> [Goal of the exercise]:
The records that follow are to be transcribed in full, without their images.

> [Information supplied]:
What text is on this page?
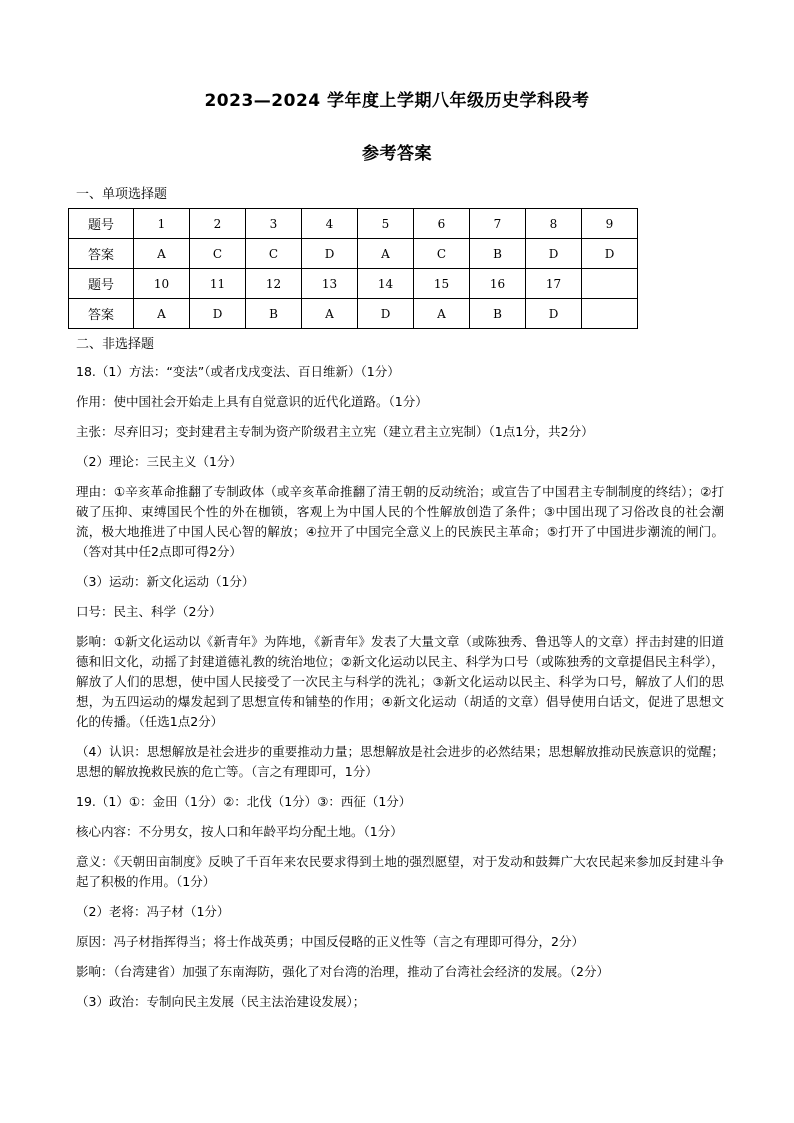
2023—2024 学年度上学期八年级历史学科段考
参考答案
一、单项选择题
题号	1	2	3	4	5	6	7	8	9
答案	A	C	C	D	A	C	B	D	D
题号	10	11	12	13	14	15	16	17	
答案	A	D	B	A	D	A	B	D	
二、非选择题

18.（1）方法：“变法”（或者戊戌变法、百日维新）（1分）

作用：使中国社会开始走上具有自觉意识的近代化道路。（1分）

主张：尽弃旧习；变封建君主专制为资产阶级君主立宪（建立君主立宪制）（1点1分，共2分）

（2）理论：三民主义（1分）

理由：①辛亥革命推翻了专制政体（或辛亥革命推翻了清王朝的反动统治；或宣告了中国君主专制制度的终结）；②打破了压抑、束缚国民个性的外在枷锁，客观上为中国人民的个性解放创造了条件；③中国出现了习俗改良的社会潮流，极大地推进了中国人民心智的解放；④拉开了中国完全意义上的民族民主革命；⑤打开了中国进步潮流的闸门。（答对其中任2点即可得2分）

（3）运动：新文化运动（1分）

口号：民主、科学（2分）

影响：①新文化运动以《新青年》为阵地，《新青年》发表了大量文章（或陈独秀、鲁迅等人的文章）抨击封建的旧道德和旧文化，动摇了封建道德礼教的统治地位；②新文化运动以民主、科学为口号（或陈独秀的文章提倡民主科学），解放了人们的思想，使中国人民接受了一次民主与科学的洗礼；③新文化运动以民主、科学为口号，解放了人们的思想，为五四运动的爆发起到了思想宣传和铺垫的作用；④新文化运动（胡适的文章）倡导使用白话文，促进了思想文化的传播。（任选1点2分）

（4）认识：思想解放是社会进步的重要推动力量；思想解放是社会进步的必然结果；思想解放推动民族意识的觉醒；思想的解放挽救民族的危亡等。（言之有理即可，1分）

19.（1）①：金田（1分）②：北伐（1分）③：西征（1分）

核心内容：不分男女，按人口和年龄平均分配土地。（1分）

意义：《天朝田亩制度》反映了千百年来农民要求得到土地的强烈愿望，对于发动和鼓舞广大农民起来参加反封建斗争起了积极的作用。（1分）

（2）老将：冯子材（1分）

原因：冯子材指挥得当；将士作战英勇；中国反侵略的正义性等（言之有理即可得分，2分）

影响：（台湾建省）加强了东南海防，强化了对台湾的治理，推动了台湾社会经济的发展。（2分）

（3）政治：专制向民主发展（民主法治建设发展）；
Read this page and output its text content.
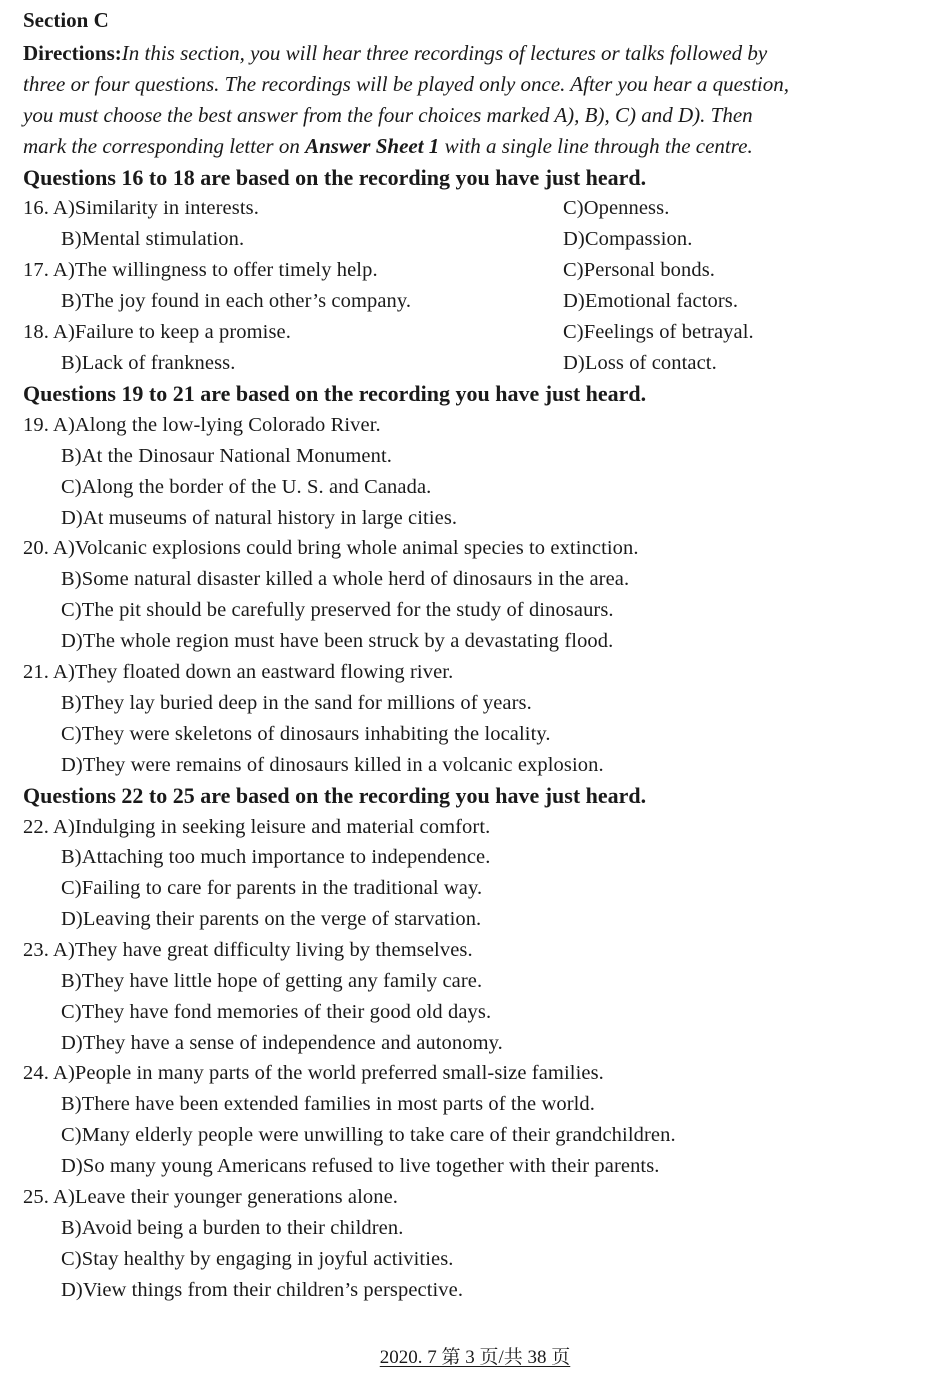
Section C
Directions:In this section, you will hear three recordings of lectures or talks followed by
three or four questions. The recordings will be played only once. After you hear a question,
you must choose the best answer from the four choices marked A), B), C) and D). Then
mark the corresponding letter on Answer Sheet 1 with a single line through the centre.
Questions 16 to 18 are based on the recording you have just heard.
16. A)Similarity in interests.	C)Openness.
B)Mental stimulation.	D)Compassion.
17. A)The willingness to offer timely help.	C)Personal bonds.
B)The joy found in each other’s company.	D)Emotional factors.
18. A)Failure to keep a promise.	C)Feelings of betrayal.
B)Lack of frankness.	D)Loss of contact.
Questions 19 to 21 are based on the recording you have just heard.
19. A)Along the low-lying Colorado River.
B)At the Dinosaur National Monument.
C)Along the border of the U. S. and Canada.
D)At museums of natural history in large cities.
20. A)Volcanic explosions could bring whole animal species to extinction.
B)Some natural disaster killed a whole herd of dinosaurs in the area.
C)The pit should be carefully preserved for the study of dinosaurs.
D)The whole region must have been struck by a devastating flood.
21. A)They floated down an eastward flowing river.
B)They lay buried deep in the sand for millions of years.
C)They were skeletons of dinosaurs inhabiting the locality.
D)They were remains of dinosaurs killed in a volcanic explosion.
Questions 22 to 25 are based on the recording you have just heard.
22. A)Indulging in seeking leisure and material comfort.
B)Attaching too much importance to independence.
C)Failing to care for parents in the traditional way.
D)Leaving their parents on the verge of starvation.
23. A)They have great difficulty living by themselves.
B)They have little hope of getting any family care.
C)They have fond memories of their good old days.
D)They have a sense of independence and autonomy.
24. A)People in many parts of the world preferred small-size families.
B)There have been extended families in most parts of the world.
C)Many elderly people were unwilling to take care of their grandchildren.
D)So many young Americans refused to live together with their parents.
25. A)Leave their younger generations alone.
B)Avoid being a burden to their children.
C)Stay healthy by engaging in joyful activities.
D)View things from their children’s perspective.
2020. 7 第 3 页/共 38 页
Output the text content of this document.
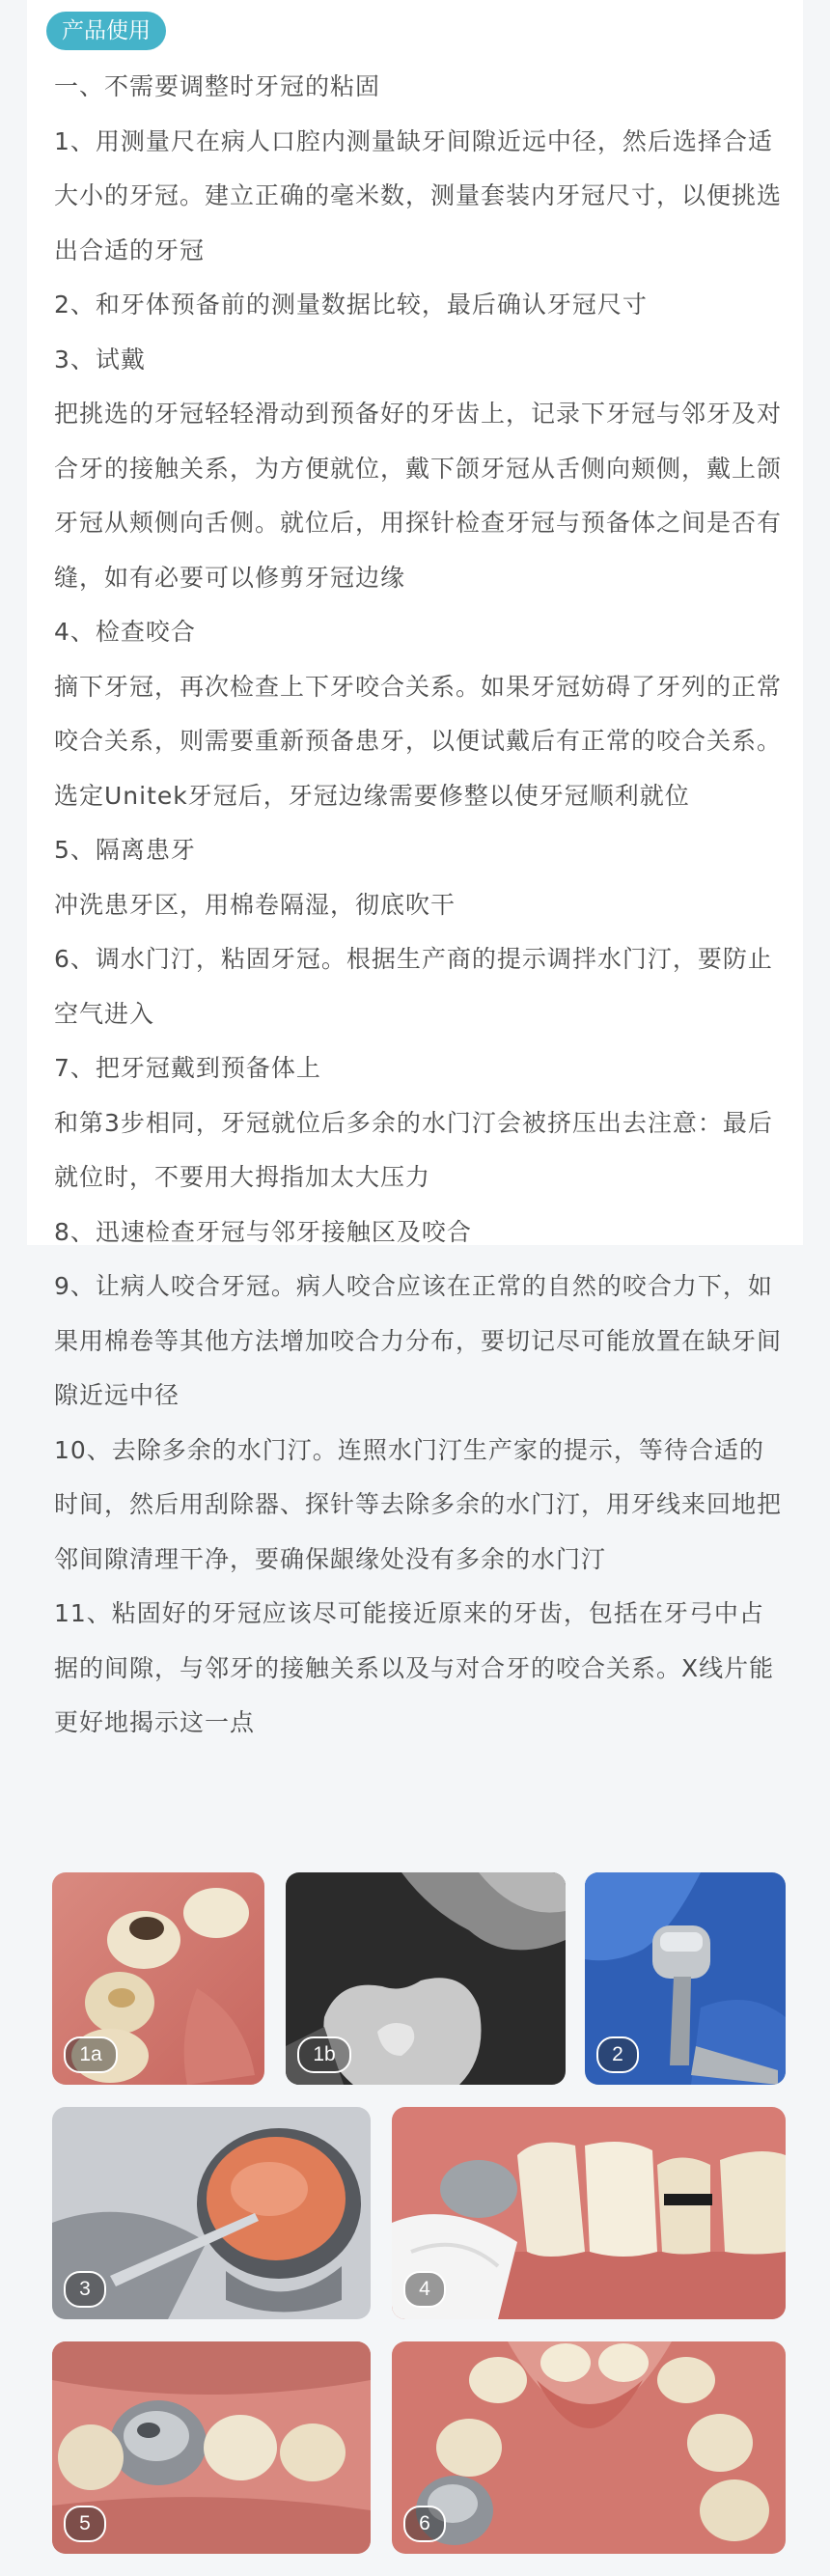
产品使用

一、不需要调整时牙冠的粘固

1、用测量尺在病人口腔内测量缺牙间隙近远中径，然后选择合适大小的牙冠。建立正确的毫米数，测量套装内牙冠尺寸，以便挑选出合适的牙冠

2、和牙体预备前的测量数据比较，最后确认牙冠尺寸

3、试戴

把挑选的牙冠轻轻滑动到预备好的牙齿上，记录下牙冠与邻牙及对合牙的接触关系，为方便就位，戴下颌牙冠从舌侧向颊侧，戴上颌牙冠从颊侧向舌侧。就位后，用探针检查牙冠与预备体之间是否有缝，如有必要可以修剪牙冠边缘

4、检查咬合

摘下牙冠，再次检查上下牙咬合关系。如果牙冠妨碍了牙列的正常咬合关系，则需要重新预备患牙，以便试戴后有正常的咬合关系。选定Unitek牙冠后，牙冠边缘需要修整以使牙冠顺利就位

5、隔离患牙

冲洗患牙区，用棉卷隔湿，彻底吹干

6、调水门汀，粘固牙冠。根据生产商的提示调拌水门汀，要防止空气进入

7、把牙冠戴到预备体上

和第3步相同，牙冠就位后多余的水门汀会被挤压出去注意：最后就位时，不要用大拇指加太大压力

8、迅速检查牙冠与邻牙接触区及咬合

9、让病人咬合牙冠。病人咬合应该在正常的自然的咬合力下，如果用棉卷等其他方法增加咬合力分布，要切记尽可能放置在缺牙间隙近远中径

10、去除多余的水门汀。连照水门汀生产家的提示，等待合适的时间，然后用刮除器、探针等去除多余的水门汀，用牙线来回地把邻间隙清理干净，要确保龈缘处没有多余的水门汀

11、粘固好的牙冠应该尽可能接近原来的牙齿，包括在牙弓中占据的间隙，与邻牙的接触关系以及与对合牙的咬合关系。X线片能更好地揭示这一点

1a	1b	2
3	4
5	6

> [Answer to this exercise]:
What text is on this page?
2023—2024 学年度上学期八年级历史学科段考
参考答案
一、单项选择题
题号	1	2	3	4	5	6	7	8	9
答案	A	C	C	D	A	C	B	D	D
题号	10	11	12	13	14	15	16	17	
答案	A	D	B	A	D	A	B	D	
二、非选择题

18.（1）方法：“变法”（或者戊戌变法、百日维新）（1分）

作用：使中国社会开始走上具有自觉意识的近代化道路。（1分）

主张：尽弃旧习；变封建君主专制为资产阶级君主立宪（建立君主立宪制）（1点1分，共2分）

（2）理论：三民主义（1分）

理由：①辛亥革命推翻了专制政体（或辛亥革命推翻了清王朝的反动统治；或宣告了中国君主专制制度的终结）；②打破了压抑、束缚国民个性的外在枷锁，客观上为中国人民的个性解放创造了条件；③中国出现了习俗改良的社会潮流，极大地推进了中国人民心智的解放；④拉开了中国完全意义上的民族民主革命；⑤打开了中国进步潮流的闸门。（答对其中任2点即可得2分）

（3）运动：新文化运动（1分）

口号：民主、科学（2分）

影响：①新文化运动以《新青年》为阵地，《新青年》发表了大量文章（或陈独秀、鲁迅等人的文章）抨击封建的旧道德和旧文化，动摇了封建道德礼教的统治地位；②新文化运动以民主、科学为口号（或陈独秀的文章提倡民主科学），解放了人们的思想，使中国人民接受了一次民主与科学的洗礼；③新文化运动以民主、科学为口号，解放了人们的思想，为五四运动的爆发起到了思想宣传和铺垫的作用；④新文化运动（胡适的文章）倡导使用白话文，促进了思想文化的传播。（任选1点2分）

（4）认识：思想解放是社会进步的重要推动力量；思想解放是社会进步的必然结果；思想解放推动民族意识的觉醒；思想的解放挽救民族的危亡等。（言之有理即可，1分）

19.（1）①：金田（1分）②：北伐（1分）③：西征（1分）

核心内容：不分男女，按人口和年龄平均分配土地。（1分）

意义：《天朝田亩制度》反映了千百年来农民要求得到土地的强烈愿望，对于发动和鼓舞广大农民起来参加反封建斗争起了积极的作用。（1分）

（2）老将：冯子材（1分）

原因：冯子材指挥得当；将士作战英勇；中国反侵略的正义性等（言之有理即可得分，2分）

影响：（台湾建省）加强了东南海防，强化了对台湾的治理，推动了台湾社会经济的发展。（2分）

（3）政治：专制向民主发展（民主法治建设发展）；
Read this page and output its text content.
Section C
Directions:In this section, you will hear three recordings of lectures or talks followed by
three or four questions. The recordings will be played only once. After you hear a question,
you must choose the best answer from the four choices marked A), B), C) and D). Then
mark the corresponding letter on Answer Sheet 1 with a single line through the centre.
Questions 16 to 18 are based on the recording you have just heard.
16. A)Similarity in interests.	C)Openness.
B)Mental stimulation.	D)Compassion.
17. A)The willingness to offer timely help.	C)Personal bonds.
B)The joy found in each other’s company.	D)Emotional factors.
18. A)Failure to keep a promise.	C)Feelings of betrayal.
B)Lack of frankness.	D)Loss of contact.
Questions 19 to 21 are based on the recording you have just heard.
19. A)Along the low-lying Colorado River.
B)At the Dinosaur National Monument.
C)Along the border of the U. S. and Canada.
D)At museums of natural history in large cities.
20. A)Volcanic explosions could bring whole animal species to extinction.
B)Some natural disaster killed a whole herd of dinosaurs in the area.
C)The pit should be carefully preserved for the study of dinosaurs.
D)The whole region must have been struck by a devastating flood.
21. A)They floated down an eastward flowing river.
B)They lay buried deep in the sand for millions of years.
C)They were skeletons of dinosaurs inhabiting the locality.
D)They were remains of dinosaurs killed in a volcanic explosion.
Questions 22 to 25 are based on the recording you have just heard.
22. A)Indulging in seeking leisure and material comfort.
B)Attaching too much importance to independence.
C)Failing to care for parents in the traditional way.
D)Leaving their parents on the verge of starvation.
23. A)They have great difficulty living by themselves.
B)They have little hope of getting any family care.
C)They have fond memories of their good old days.
D)They have a sense of independence and autonomy.
24. A)People in many parts of the world preferred small-size families.
B)There have been extended families in most parts of the world.
C)Many elderly people were unwilling to take care of their grandchildren.
D)So many young Americans refused to live together with their parents.
25. A)Leave their younger generations alone.
B)Avoid being a burden to their children.
C)Stay healthy by engaging in joyful activities.
D)View things from their children’s perspective.
2020. 7 第 3 页/共 38 页
Output the text content of this document.
产品使用

一、不需要调整时牙冠的粘固

1、用测量尺在病人口腔内测量缺牙间隙近远中径，然后选择合适大小的牙冠。建立正确的毫米数，测量套装内牙冠尺寸，以便挑选出合适的牙冠

2、和牙体预备前的测量数据比较，最后确认牙冠尺寸

3、试戴

把挑选的牙冠轻轻滑动到预备好的牙齿上，记录下牙冠与邻牙及对合牙的接触关系，为方便就位，戴下颌牙冠从舌侧向颊侧，戴上颌牙冠从颊侧向舌侧。就位后，用探针检查牙冠与预备体之间是否有缝，如有必要可以修剪牙冠边缘

4、检查咬合

摘下牙冠，再次检查上下牙咬合关系。如果牙冠妨碍了牙列的正常咬合关系，则需要重新预备患牙，以便试戴后有正常的咬合关系。选定Unitek牙冠后，牙冠边缘需要修整以使牙冠顺利就位

5、隔离患牙

冲洗患牙区，用棉卷隔湿，彻底吹干

6、调水门汀，粘固牙冠。根据生产商的提示调拌水门汀，要防止空气进入

7、把牙冠戴到预备体上

和第3步相同，牙冠就位后多余的水门汀会被挤压出去注意：最后就位时，不要用大拇指加太大压力

8、迅速检查牙冠与邻牙接触区及咬合

9、让病人咬合牙冠。病人咬合应该在正常的自然的咬合力下，如果用棉卷等其他方法增加咬合力分布，要切记尽可能放置在缺牙间隙近远中径

10、去除多余的水门汀。连照水门汀生产家的提示，等待合适的时间，然后用刮除器、探针等去除多余的水门汀，用牙线来回地把邻间隙清理干净，要确保龈缘处没有多余的水门汀

11、粘固好的牙冠应该尽可能接近原来的牙齿，包括在牙弓中占据的间隙，与邻牙的接触关系以及与对合牙的咬合关系。X线片能更好地揭示这一点

1a	1b	2
3	4
5	6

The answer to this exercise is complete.